What to do
Print out each entry below exactly, please.

+++ Data for the task

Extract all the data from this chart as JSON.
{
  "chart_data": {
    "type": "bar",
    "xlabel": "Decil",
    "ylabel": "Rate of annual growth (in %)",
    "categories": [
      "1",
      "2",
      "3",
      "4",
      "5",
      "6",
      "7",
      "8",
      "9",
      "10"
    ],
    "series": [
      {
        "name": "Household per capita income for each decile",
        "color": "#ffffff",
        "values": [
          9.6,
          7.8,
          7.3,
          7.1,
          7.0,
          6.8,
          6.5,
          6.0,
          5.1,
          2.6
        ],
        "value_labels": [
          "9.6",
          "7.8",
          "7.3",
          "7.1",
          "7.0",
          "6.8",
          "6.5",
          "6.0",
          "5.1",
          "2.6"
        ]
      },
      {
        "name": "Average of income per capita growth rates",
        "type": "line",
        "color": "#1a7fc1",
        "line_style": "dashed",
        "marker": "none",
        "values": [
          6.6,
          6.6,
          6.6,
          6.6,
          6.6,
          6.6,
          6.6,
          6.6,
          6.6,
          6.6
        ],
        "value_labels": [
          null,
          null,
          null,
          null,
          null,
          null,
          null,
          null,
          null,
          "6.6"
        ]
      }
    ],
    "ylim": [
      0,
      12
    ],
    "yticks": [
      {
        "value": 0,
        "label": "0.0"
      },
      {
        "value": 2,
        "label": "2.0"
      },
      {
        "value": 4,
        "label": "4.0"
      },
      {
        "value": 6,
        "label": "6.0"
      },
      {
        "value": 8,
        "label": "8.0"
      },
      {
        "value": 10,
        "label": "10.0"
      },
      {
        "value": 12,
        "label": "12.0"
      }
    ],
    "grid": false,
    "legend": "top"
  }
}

++++++

Answer to this problem
Extract all the data from this chart as JSON.
{
  "chart_data": {
    "type": "bar",
    "xlabel": "Decil",
    "ylabel": "Rate of annual growth (in %)",
    "categories": [
      "1",
      "2",
      "3",
      "4",
      "5",
      "6",
      "7",
      "8",
      "9",
      "10"
    ],
    "series": [
      {
        "name": "Household per capita income for each decile",
        "color": "#ffffff",
        "values": [
          9.6,
          7.8,
          7.3,
          7.1,
          7.0,
          6.8,
          6.5,
          6.0,
          5.1,
          2.6
        ],
        "value_labels": [
          "9.6",
          "7.8",
          "7.3",
          "7.1",
          "7.0",
          "6.8",
          "6.5",
          "6.0",
          "5.1",
          "2.6"
        ]
      },
      {
        "name": "Average of income per capita growth rates",
        "type": "line",
        "color": "#1a7fc1",
        "line_style": "dashed",
        "marker": "none",
        "values": [
          6.6,
          6.6,
          6.6,
          6.6,
          6.6,
          6.6,
          6.6,
          6.6,
          6.6,
          6.6
        ],
        "value_labels": [
          null,
          null,
          null,
          null,
          null,
          null,
          null,
          null,
          null,
          "6.6"
        ]
      }
    ],
    "ylim": [
      0,
      12
    ],
    "yticks": [
      {
        "value": 0,
        "label": "0.0"
      },
      {
        "value": 2,
        "label": "2.0"
      },
      {
        "value": 4,
        "label": "4.0"
      },
      {
        "value": 6,
        "label": "6.0"
      },
      {
        "value": 8,
        "label": "8.0"
      },
      {
        "value": 10,
        "label": "10.0"
      },
      {
        "value": 12,
        "label": "12.0"
      }
    ],
    "grid": false,
    "legend": "top"
  }
}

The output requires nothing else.